__Your objective__
Seek out every line containing the word "语音报警提示", and copy each.

__Source records__
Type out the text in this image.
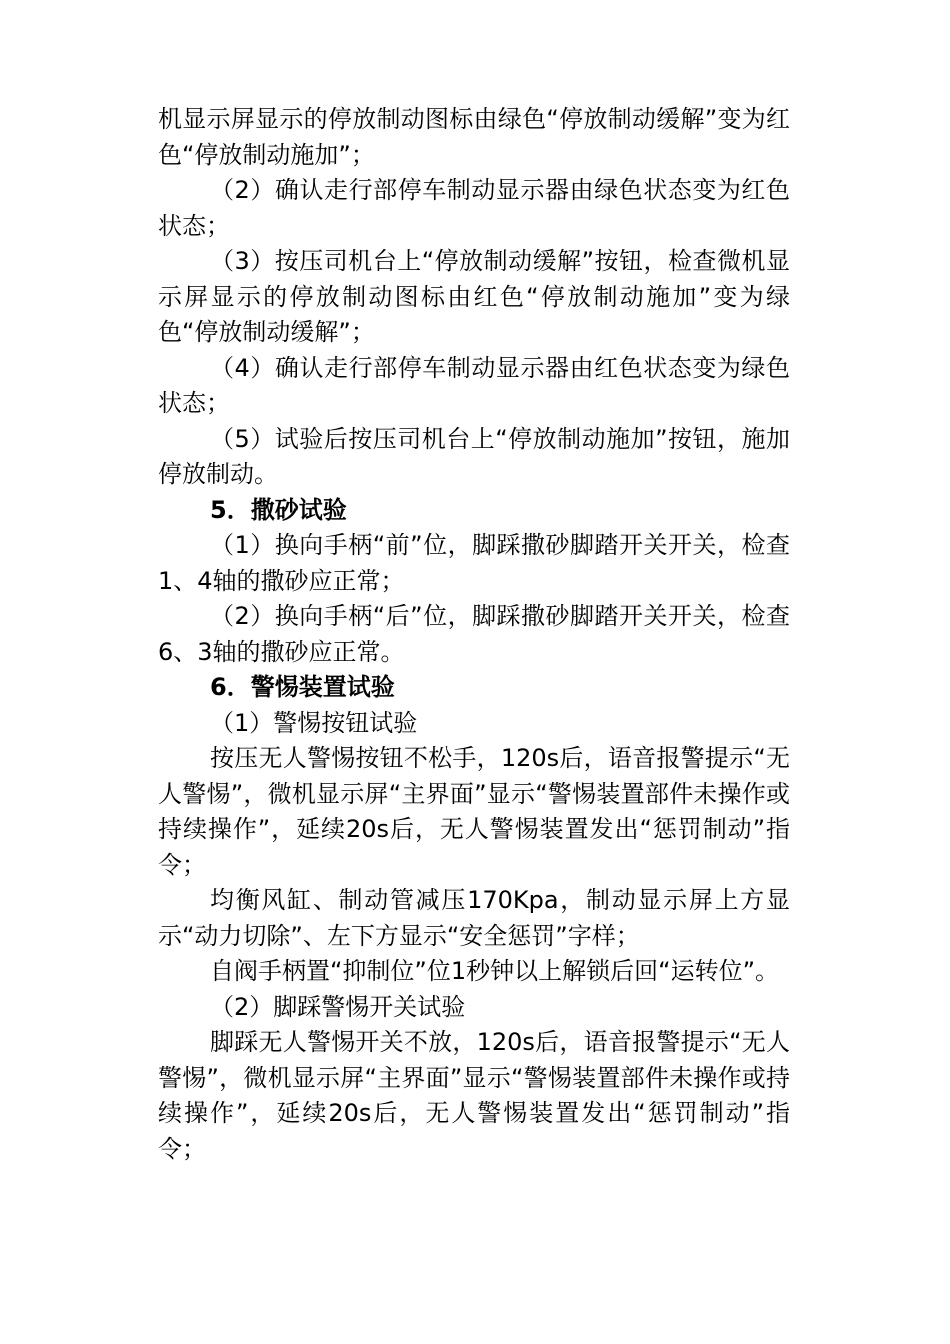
机显示屏显示的停放制动图标由绿色“停放制动缓解”变为红色“停放制动施加”；

（2）确认走行部停车制动显示器由绿色状态变为红色状态；

（3）按压司机台上“停放制动缓解”按钮，检查微机显示屏显示的停放制动图标由红色“停放制动施加”变为绿色“停放制动缓解”；

（4）确认走行部停车制动显示器由红色状态变为绿色状态；

（5）试验后按压司机台上“停放制动施加”按钮，施加停放制动。

5．撒砂试验

（1）换向手柄“前”位，脚踩撒砂脚踏开关开关，检查1、4轴的撒砂应正常；

（2）换向手柄“后”位，脚踩撒砂脚踏开关开关，检查6、3轴的撒砂应正常。

6．警惕装置试验

（1）警惕按钮试验

按压无人警惕按钮不松手，120s后，语音报警提示“无人警惕”，微机显示屏“主界面”显示“警惕装置部件未操作或持续操作”，延续20s后，无人警惕装置发出“惩罚制动”指令；

均衡风缸、制动管减压170Kpa，制动显示屏上方显示“动力切除”、左下方显示“安全惩罚”字样；

自阀手柄置“抑制位”位1秒钟以上解锁后回“运转位”。

（2）脚踩警惕开关试验

脚踩无人警惕开关不放，120s后，语音报警提示“无人警惕”，微机显示屏“主界面”显示“警惕装置部件未操作或持续操作”，延续20s后，无人警惕装置发出“惩罚制动”指令；
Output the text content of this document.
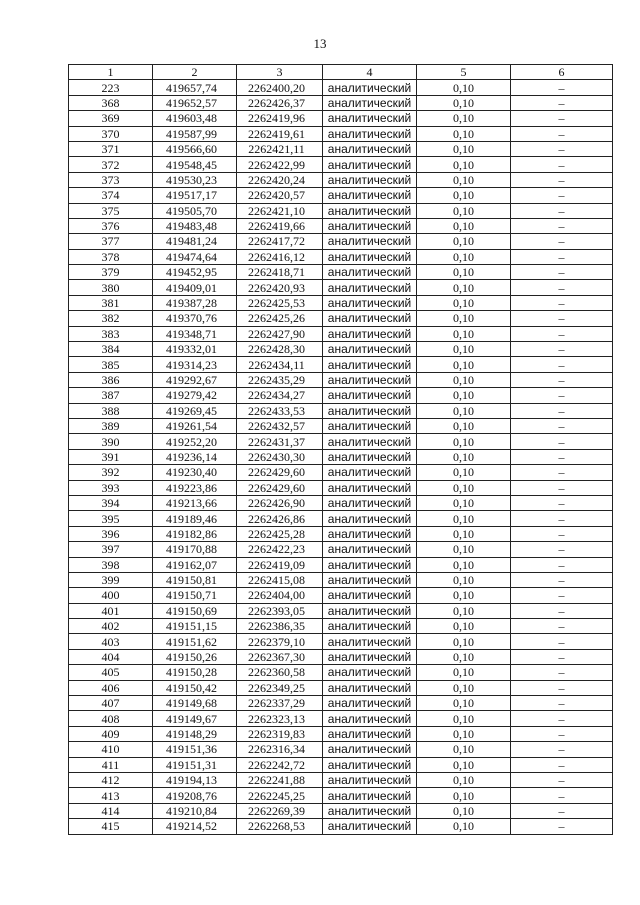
13
1	2	3	4	5	6
223	419657,74	2262400,20	аналитический	0,10	–
368	419652,57	2262426,37	аналитический	0,10	–
369	419603,48	2262419,96	аналитический	0,10	–
370	419587,99	2262419,61	аналитический	0,10	–
371	419566,60	2262421,11	аналитический	0,10	–
372	419548,45	2262422,99	аналитический	0,10	–
373	419530,23	2262420,24	аналитический	0,10	–
374	419517,17	2262420,57	аналитический	0,10	–
375	419505,70	2262421,10	аналитический	0,10	–
376	419483,48	2262419,66	аналитический	0,10	–
377	419481,24	2262417,72	аналитический	0,10	–
378	419474,64	2262416,12	аналитический	0,10	–
379	419452,95	2262418,71	аналитический	0,10	–
380	419409,01	2262420,93	аналитический	0,10	–
381	419387,28	2262425,53	аналитический	0,10	–
382	419370,76	2262425,26	аналитический	0,10	–
383	419348,71	2262427,90	аналитический	0,10	–
384	419332,01	2262428,30	аналитический	0,10	–
385	419314,23	2262434,11	аналитический	0,10	–
386	419292,67	2262435,29	аналитический	0,10	–
387	419279,42	2262434,27	аналитический	0,10	–
388	419269,45	2262433,53	аналитический	0,10	–
389	419261,54	2262432,57	аналитический	0,10	–
390	419252,20	2262431,37	аналитический	0,10	–
391	419236,14	2262430,30	аналитический	0,10	–
392	419230,40	2262429,60	аналитический	0,10	–
393	419223,86	2262429,60	аналитический	0,10	–
394	419213,66	2262426,90	аналитический	0,10	–
395	419189,46	2262426,86	аналитический	0,10	–
396	419182,86	2262425,28	аналитический	0,10	–
397	419170,88	2262422,23	аналитический	0,10	–
398	419162,07	2262419,09	аналитический	0,10	–
399	419150,81	2262415,08	аналитический	0,10	–
400	419150,71	2262404,00	аналитический	0,10	–
401	419150,69	2262393,05	аналитический	0,10	–
402	419151,15	2262386,35	аналитический	0,10	–
403	419151,62	2262379,10	аналитический	0,10	–
404	419150,26	2262367,30	аналитический	0,10	–
405	419150,28	2262360,58	аналитический	0,10	–
406	419150,42	2262349,25	аналитический	0,10	–
407	419149,68	2262337,29	аналитический	0,10	–
408	419149,67	2262323,13	аналитический	0,10	–
409	419148,29	2262319,83	аналитический	0,10	–
410	419151,36	2262316,34	аналитический	0,10	–
411	419151,31	2262242,72	аналитический	0,10	–
412	419194,13	2262241,88	аналитический	0,10	–
413	419208,76	2262245,25	аналитический	0,10	–
414	419210,84	2262269,39	аналитический	0,10	–
415	419214,52	2262268,53	аналитический	0,10	–
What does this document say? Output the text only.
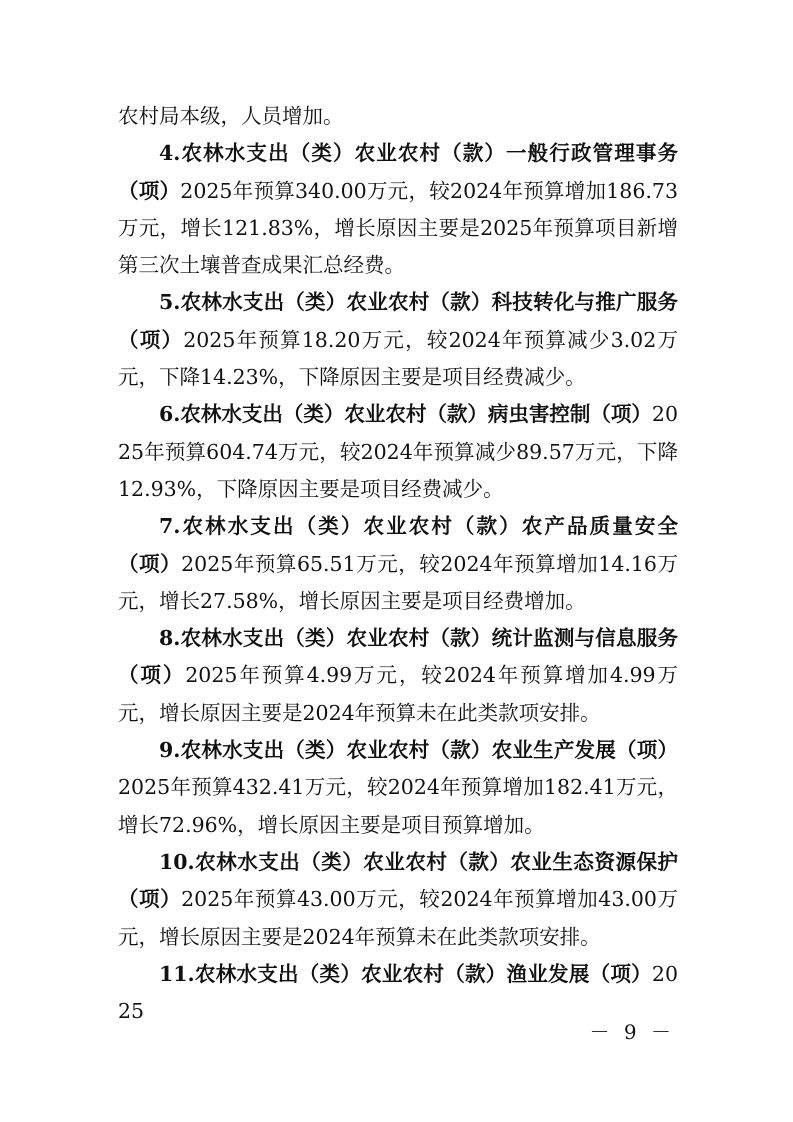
农村局本级，人员增加。

4.农林水支出（类）农业农村（款）一般行政管理事务（项）2025年预算340.00万元，较2024年预算增加186.73万元，增长121.83%，增长原因主要是2025年预算项目新增第三次土壤普查成果汇总经费。

5.农林水支出（类）农业农村（款）科技转化与推广服务（项）2025年预算18.20万元，较2024年预算减少3.02万元，下降14.23%，下降原因主要是项目经费减少。

6.农林水支出（类）农业农村（款）病虫害控制（项）2025年预算604.74万元，较2024年预算减少89.57万元，下降12.93%，下降原因主要是项目经费减少。

7.农林水支出（类）农业农村（款）农产品质量安全（项）2025年预算65.51万元，较2024年预算增加14.16万元，增长27.58%，增长原因主要是项目经费增加。

8.农林水支出（类）农业农村（款）统计监测与信息服务（项）2025年预算4.99万元，较2024年预算增加4.99万元，增长原因主要是2024年预算未在此类款项安排。

9.农林水支出（类）农业农村（款）农业生产发展（项）2025年预算432.41万元，较2024年预算增加182.41万元，增长72.96%，增长原因主要是项目预算增加。

10.农林水支出（类）农业农村（款）农业生态资源保护（项）2025年预算43.00万元，较2024年预算增加43.00万元，增长原因主要是2024年预算未在此类款项安排。

11.农林水支出（类）农业农村（款）渔业发展（项）2025

－ 9 －
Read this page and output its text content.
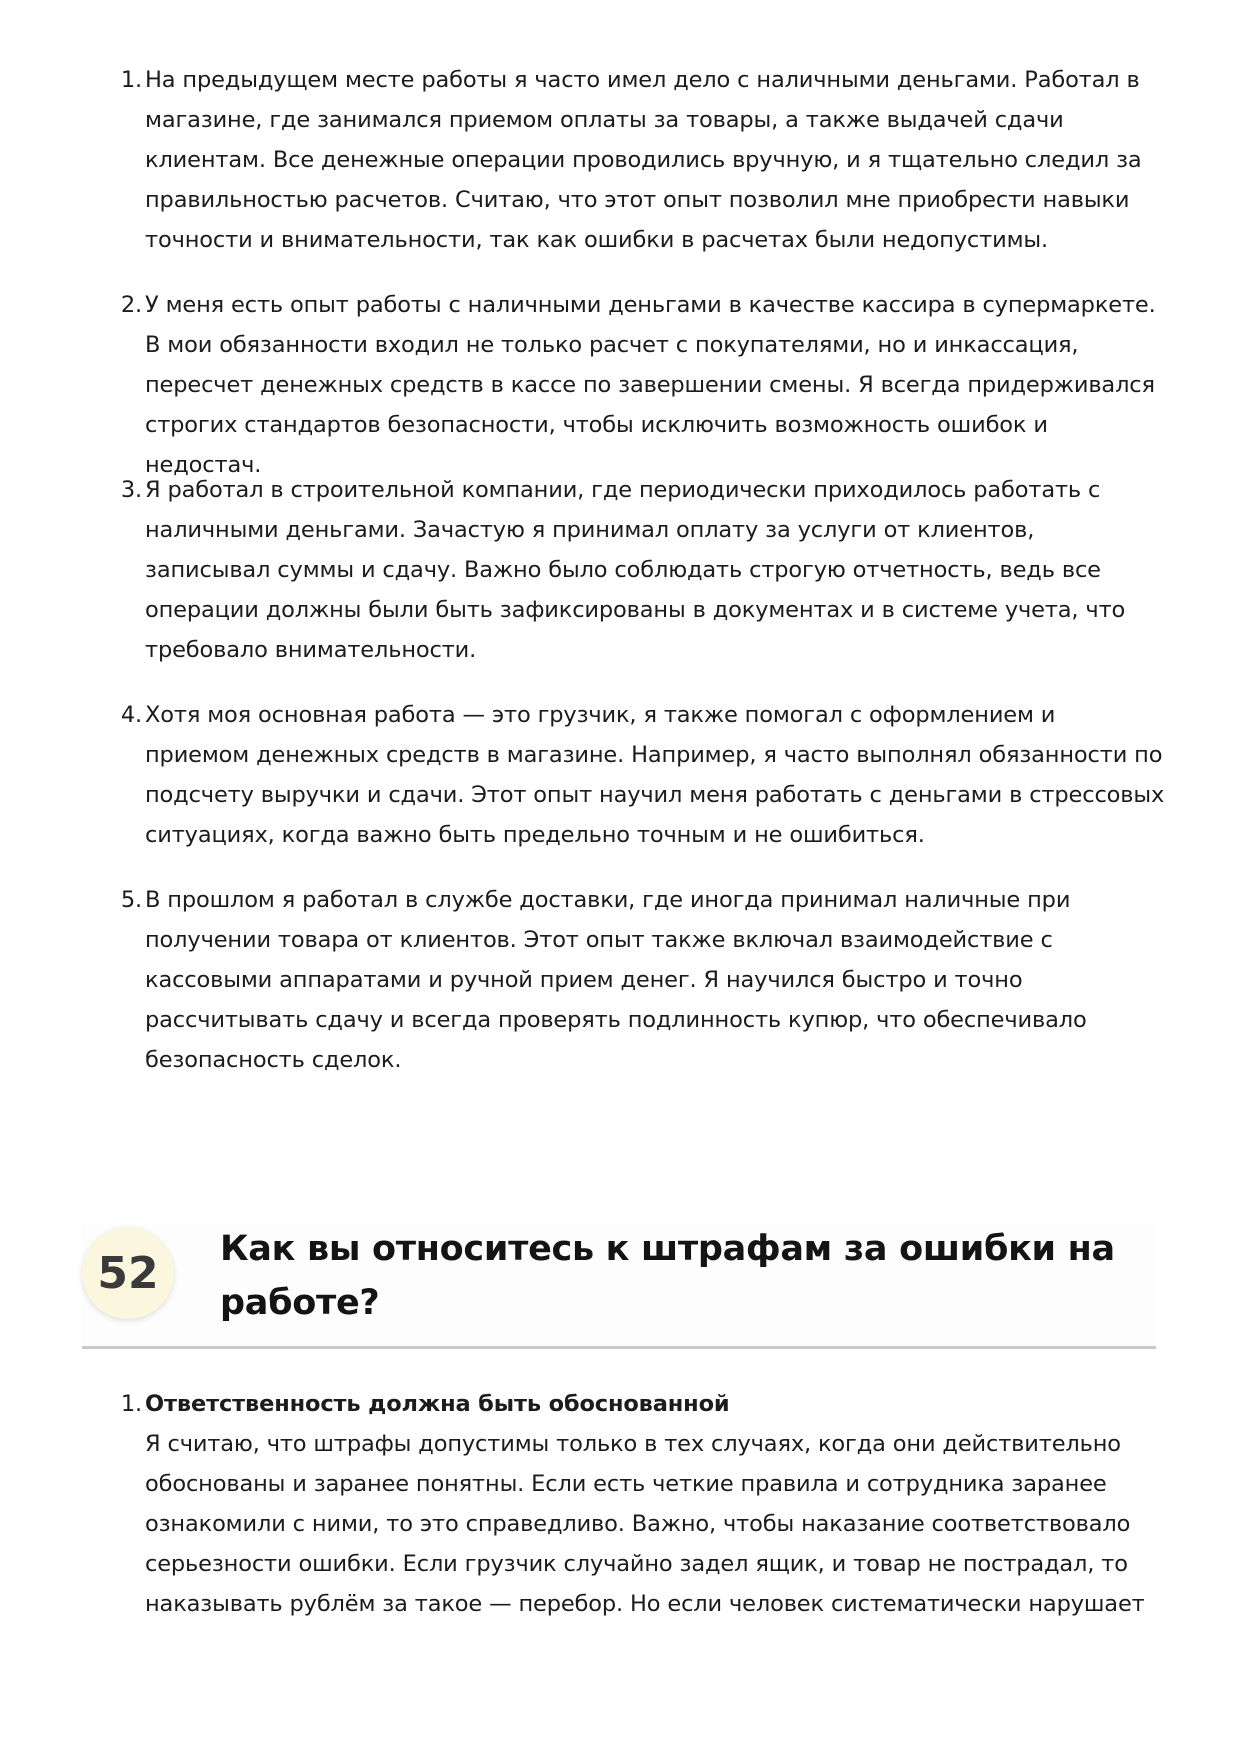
1. На предыдущем месте работы я часто имел дело с наличными деньгами. Работал в магазине, где занимался приемом оплаты за товары, а также выдачей сдачи клиентам. Все денежные операции проводились вручную, и я тщательно следил за правильностью расчетов. Считаю, что этот опыт позволил мне приобрести навыки точности и внимательности, так как ошибки в расчетах были недопустимы.
2. У меня есть опыт работы с наличными деньгами в качестве кассира в супермаркете. В мои обязанности входил не только расчет с покупателями, но и инкассация, пересчет денежных средств в кассе по завершении смены. Я всегда придерживался строгих стандартов безопасности, чтобы исключить возможность ошибок и недостач.
3. Я работал в строительной компании, где периодически приходилось работать с наличными деньгами. Зачастую я принимал оплату за услуги от клиентов, записывал суммы и сдачу. Важно было соблюдать строгую отчетность, ведь все операции должны были быть зафиксированы в документах и в системе учета, что требовало внимательности.
4. Хотя моя основная работа — это грузчик, я также помогал с оформлением и приемом денежных средств в магазине. Например, я часто выполнял обязанности по подсчету выручки и сдачи. Этот опыт научил меня работать с деньгами в стрессовых ситуациях, когда важно быть предельно точным и не ошибиться.
5. В прошлом я работал в службе доставки, где иногда принимал наличные при получении товара от клиентов. Этот опыт также включал взаимодействие с кассовыми аппаратами и ручной прием денег. Я научился быстро и точно рассчитывать сдачу и всегда проверять подлинность купюр, что обеспечивало безопасность сделок.
52	Как вы относитесь к штрафам за ошибки на работе?
1. Ответственность должна быть обоснованной
Я считаю, что штрафы допустимы только в тех случаях, когда они действительно обоснованы и заранее понятны. Если есть четкие правила и сотрудника заранее ознакомили с ними, то это справедливо. Важно, чтобы наказание соответствовало серьезности ошибки. Если грузчик случайно задел ящик, и товар не пострадал, то наказывать рублём за такое — перебор. Но если человек систематически нарушает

__Solution for this exercise__
按压无人警惕按钮不松手，120s后，语音报警提示“无人警惕”，微机显示屏“主界面”显示“警惕装置部件未操作或持续操作”，延续20s后，无人警惕装置发出“惩罚制动”指令；
脚踩无人警惕开关不放，120s后，语音报警提示“无人警惕”，微机显示屏“主界面”显示“警惕装置部件未操作或持续操作”，延续20s后，无人警惕装置发出“惩罚制动”指令；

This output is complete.